The seller must deliver the goods, cleared for
export, to the carrier nominated by the buyer at the named place.
FAS - Free Alongside Ship
Named port of shipment - Maritime and inland
waterway transport only.
The seller must place the goods, cleared for export,
alongside the vessel at the named port of shipment.
FOB - Free on Board
Named port of shipment - Maritime and inland
waterway transport only.
The seller delivers the goods, cleared for
export, when they pass the ship's rail at the named port of shipment.
Group C Main Carriage Paid
CFR - Cost and Freight
Named port of destination - Maritime and inland
waterway transport only.
The seller delivers the goods when they pass the
ship's rail in the port of shipment and must pay the costs and freight necessary
to bring the goods to the named port of destination. The buyer bears all
additional costs and risks after the goods have been delivered (over the
ship's rail at the port of shipment).

A few records
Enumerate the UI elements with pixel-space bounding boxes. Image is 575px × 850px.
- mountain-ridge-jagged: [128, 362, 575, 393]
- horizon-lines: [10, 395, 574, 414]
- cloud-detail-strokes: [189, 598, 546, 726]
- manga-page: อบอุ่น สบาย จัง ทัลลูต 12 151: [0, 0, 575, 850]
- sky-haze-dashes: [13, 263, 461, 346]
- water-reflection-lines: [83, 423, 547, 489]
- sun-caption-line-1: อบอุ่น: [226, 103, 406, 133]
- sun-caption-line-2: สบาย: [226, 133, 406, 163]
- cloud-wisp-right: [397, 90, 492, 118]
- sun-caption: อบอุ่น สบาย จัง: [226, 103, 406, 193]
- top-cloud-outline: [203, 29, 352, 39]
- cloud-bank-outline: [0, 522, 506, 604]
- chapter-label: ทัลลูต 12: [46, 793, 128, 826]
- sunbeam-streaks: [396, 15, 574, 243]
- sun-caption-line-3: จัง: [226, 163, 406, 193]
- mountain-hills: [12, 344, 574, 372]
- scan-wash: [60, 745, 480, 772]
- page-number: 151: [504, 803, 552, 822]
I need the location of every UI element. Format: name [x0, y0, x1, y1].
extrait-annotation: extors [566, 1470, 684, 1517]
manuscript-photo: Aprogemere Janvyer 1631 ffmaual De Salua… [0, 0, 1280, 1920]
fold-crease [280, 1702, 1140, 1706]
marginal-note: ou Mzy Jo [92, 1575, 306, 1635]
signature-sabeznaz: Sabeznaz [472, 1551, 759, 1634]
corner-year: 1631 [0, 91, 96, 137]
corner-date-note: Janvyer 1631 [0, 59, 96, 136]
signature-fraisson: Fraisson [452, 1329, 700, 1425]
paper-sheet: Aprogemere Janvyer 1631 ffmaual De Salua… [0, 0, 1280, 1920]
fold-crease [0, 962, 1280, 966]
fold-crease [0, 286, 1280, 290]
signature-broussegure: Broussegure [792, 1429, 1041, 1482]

Tasks »
• a. In the passage on shipping terms, when does the seller deliver the goods under FOB?
• b. Reproduce every line of the records in Block 1 without any changes.
The records have no connection to the text about shipping terms.

Full solutions »
• a. When they pass the ship's rail at the named port of shipment.

• b.
Enumerate the UI elements with pixel-space bounding boxes. Image is 575px × 850px.
- mountain-ridge-jagged: [128, 362, 575, 393]
- horizon-lines: [10, 395, 574, 414]
- cloud-detail-strokes: [189, 598, 546, 726]
- manga-page: อบอุ่น สบาย จัง ทัลลูต 12 151: [0, 0, 575, 850]
- sky-haze-dashes: [13, 263, 461, 346]
- water-reflection-lines: [83, 423, 547, 489]
- sun-caption-line-1: อบอุ่น: [226, 103, 406, 133]
- sun-caption-line-2: สบาย: [226, 133, 406, 163]
- cloud-wisp-right: [397, 90, 492, 118]
- sun-caption: อบอุ่น สบาย จัง: [226, 103, 406, 193]
- top-cloud-outline: [203, 29, 352, 39]
- cloud-bank-outline: [0, 522, 506, 604]
- chapter-label: ทัลลูต 12: [46, 793, 128, 826]
- sunbeam-streaks: [396, 15, 574, 243]
- sun-caption-line-3: จัง: [226, 163, 406, 193]
- mountain-hills: [12, 344, 574, 372]
- scan-wash: [60, 745, 480, 772]
- page-number: 151: [504, 803, 552, 822]
I need the location of every UI element. Format: name [x0, y0, x1, y1].
extrait-annotation: extors [566, 1470, 684, 1517]
manuscript-photo: Aprogemere Janvyer 1631 ffmaual De Salua… [0, 0, 1280, 1920]
fold-crease [280, 1702, 1140, 1706]
marginal-note: ou Mzy Jo [92, 1575, 306, 1635]
signature-sabeznaz: Sabeznaz [472, 1551, 759, 1634]
corner-year: 1631 [0, 91, 96, 137]
corner-date-note: Janvyer 1631 [0, 59, 96, 136]
signature-fraisson: Fraisson [452, 1329, 700, 1425]
paper-sheet: Aprogemere Janvyer 1631 ffmaual De Salua… [0, 0, 1280, 1920]
fold-crease [0, 962, 1280, 966]
fold-crease [0, 286, 1280, 290]
signature-broussegure: Broussegure [792, 1429, 1041, 1482]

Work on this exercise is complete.